▶ **Request**: Show every line in the records below that contains the word "Long".

▶ **Data entries**:
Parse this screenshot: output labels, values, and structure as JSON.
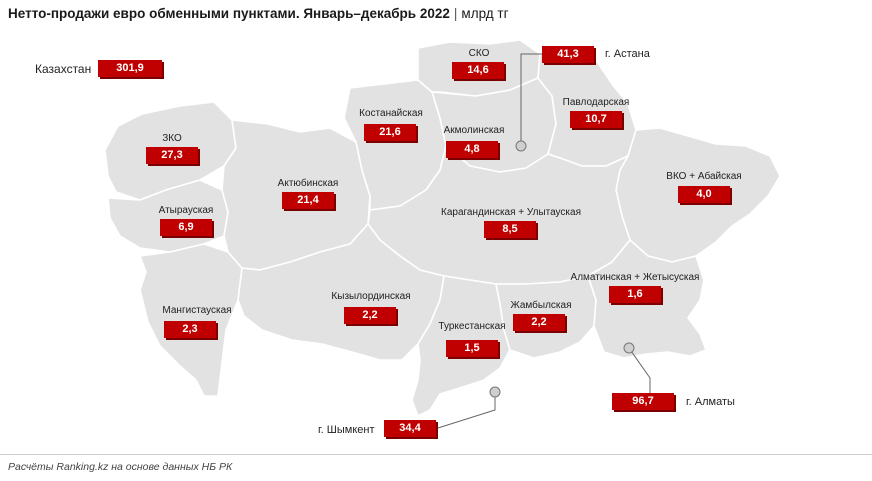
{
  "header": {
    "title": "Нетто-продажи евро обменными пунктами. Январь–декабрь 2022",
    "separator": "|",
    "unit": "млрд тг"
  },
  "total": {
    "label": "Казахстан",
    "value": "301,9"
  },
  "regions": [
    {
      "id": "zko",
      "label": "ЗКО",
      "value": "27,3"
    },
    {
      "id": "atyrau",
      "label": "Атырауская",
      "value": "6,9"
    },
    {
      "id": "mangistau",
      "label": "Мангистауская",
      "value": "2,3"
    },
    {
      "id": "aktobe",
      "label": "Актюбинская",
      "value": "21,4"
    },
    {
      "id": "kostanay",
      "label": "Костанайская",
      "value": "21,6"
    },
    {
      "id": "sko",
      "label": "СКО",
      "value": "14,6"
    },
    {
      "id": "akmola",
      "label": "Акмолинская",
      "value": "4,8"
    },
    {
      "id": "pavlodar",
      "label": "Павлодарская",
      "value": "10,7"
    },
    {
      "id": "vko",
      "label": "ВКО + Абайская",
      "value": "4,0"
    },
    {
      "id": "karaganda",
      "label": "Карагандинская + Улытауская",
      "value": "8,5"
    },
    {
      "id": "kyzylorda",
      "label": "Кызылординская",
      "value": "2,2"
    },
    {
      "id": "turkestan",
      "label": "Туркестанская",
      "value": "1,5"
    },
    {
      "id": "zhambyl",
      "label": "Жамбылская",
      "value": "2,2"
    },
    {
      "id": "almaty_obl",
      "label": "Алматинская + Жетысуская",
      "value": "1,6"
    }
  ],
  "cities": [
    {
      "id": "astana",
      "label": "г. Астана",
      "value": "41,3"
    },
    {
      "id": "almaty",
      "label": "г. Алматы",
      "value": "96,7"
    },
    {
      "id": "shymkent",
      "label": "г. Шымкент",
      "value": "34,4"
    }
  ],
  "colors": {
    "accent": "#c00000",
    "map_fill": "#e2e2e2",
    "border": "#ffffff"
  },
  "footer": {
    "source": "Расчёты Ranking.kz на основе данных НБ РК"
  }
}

==

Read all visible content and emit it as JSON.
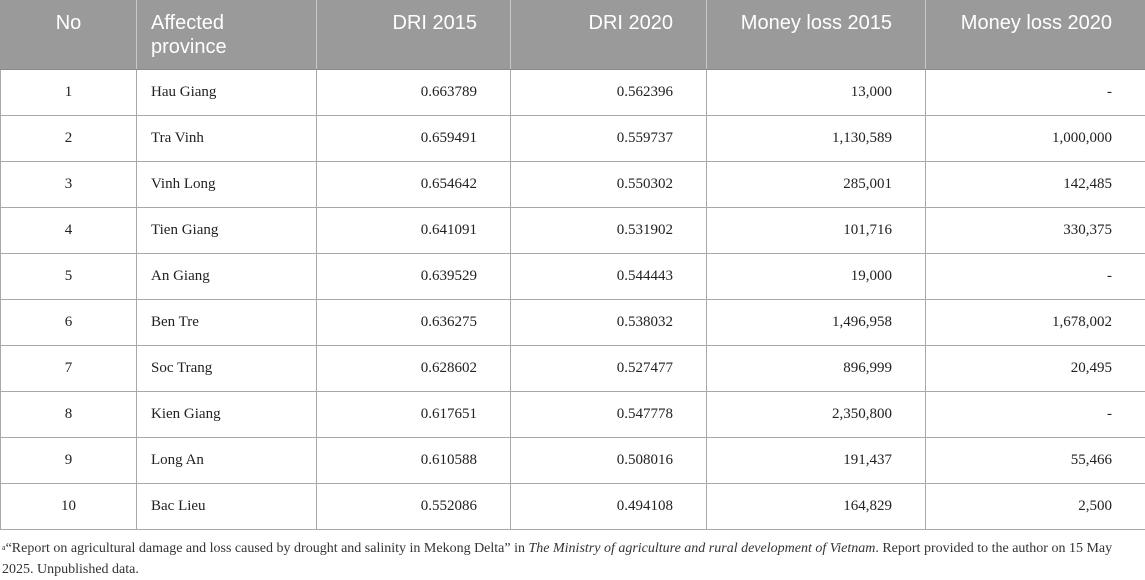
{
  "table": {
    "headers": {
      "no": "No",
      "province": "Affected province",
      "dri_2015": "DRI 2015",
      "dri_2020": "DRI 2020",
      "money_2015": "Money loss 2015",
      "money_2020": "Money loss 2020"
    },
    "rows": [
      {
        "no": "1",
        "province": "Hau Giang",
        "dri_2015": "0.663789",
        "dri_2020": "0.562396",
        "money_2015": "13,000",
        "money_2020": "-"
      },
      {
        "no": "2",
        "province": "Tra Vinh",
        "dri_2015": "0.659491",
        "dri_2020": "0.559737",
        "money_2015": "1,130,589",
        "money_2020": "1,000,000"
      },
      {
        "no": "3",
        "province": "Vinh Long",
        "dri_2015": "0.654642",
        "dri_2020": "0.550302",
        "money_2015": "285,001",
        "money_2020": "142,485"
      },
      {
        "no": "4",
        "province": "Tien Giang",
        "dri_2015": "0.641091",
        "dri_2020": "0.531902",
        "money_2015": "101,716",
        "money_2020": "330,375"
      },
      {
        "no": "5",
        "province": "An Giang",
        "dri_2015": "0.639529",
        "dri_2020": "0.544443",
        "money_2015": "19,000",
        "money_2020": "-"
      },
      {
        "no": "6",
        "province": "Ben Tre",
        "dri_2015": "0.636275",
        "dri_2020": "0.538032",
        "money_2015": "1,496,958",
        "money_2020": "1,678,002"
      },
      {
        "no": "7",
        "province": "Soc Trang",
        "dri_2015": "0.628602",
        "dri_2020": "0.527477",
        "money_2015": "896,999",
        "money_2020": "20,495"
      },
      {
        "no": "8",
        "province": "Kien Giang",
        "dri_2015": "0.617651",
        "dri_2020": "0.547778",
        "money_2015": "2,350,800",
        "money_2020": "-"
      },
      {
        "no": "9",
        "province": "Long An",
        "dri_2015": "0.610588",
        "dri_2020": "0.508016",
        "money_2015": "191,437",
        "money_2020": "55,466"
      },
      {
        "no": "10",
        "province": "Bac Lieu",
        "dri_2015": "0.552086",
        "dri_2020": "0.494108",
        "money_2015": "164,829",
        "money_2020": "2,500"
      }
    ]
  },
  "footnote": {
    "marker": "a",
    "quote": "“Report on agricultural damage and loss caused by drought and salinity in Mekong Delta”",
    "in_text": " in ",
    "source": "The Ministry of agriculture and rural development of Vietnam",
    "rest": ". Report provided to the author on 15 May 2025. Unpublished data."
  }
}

...

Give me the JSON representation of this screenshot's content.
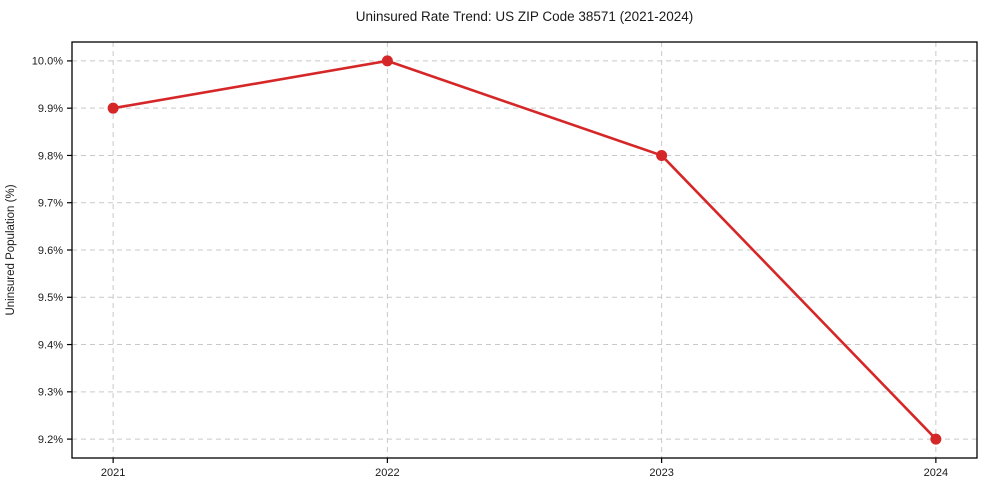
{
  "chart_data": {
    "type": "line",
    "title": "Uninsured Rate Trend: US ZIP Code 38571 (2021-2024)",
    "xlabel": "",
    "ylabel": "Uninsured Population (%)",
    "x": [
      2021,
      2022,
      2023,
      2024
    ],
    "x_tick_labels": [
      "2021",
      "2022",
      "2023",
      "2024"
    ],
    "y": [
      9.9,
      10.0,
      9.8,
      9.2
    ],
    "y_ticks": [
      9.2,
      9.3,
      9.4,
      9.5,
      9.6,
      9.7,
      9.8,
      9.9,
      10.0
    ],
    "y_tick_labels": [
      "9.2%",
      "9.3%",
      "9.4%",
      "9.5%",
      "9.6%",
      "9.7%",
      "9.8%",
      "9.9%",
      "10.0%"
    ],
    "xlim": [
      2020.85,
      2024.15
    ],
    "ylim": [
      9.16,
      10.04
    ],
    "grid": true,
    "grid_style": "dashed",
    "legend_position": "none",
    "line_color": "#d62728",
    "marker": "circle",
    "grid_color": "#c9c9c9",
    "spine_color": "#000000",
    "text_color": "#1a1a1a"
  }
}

▶ **Solution below**:
        "province": "Vinh Long",
        "province": "Long An",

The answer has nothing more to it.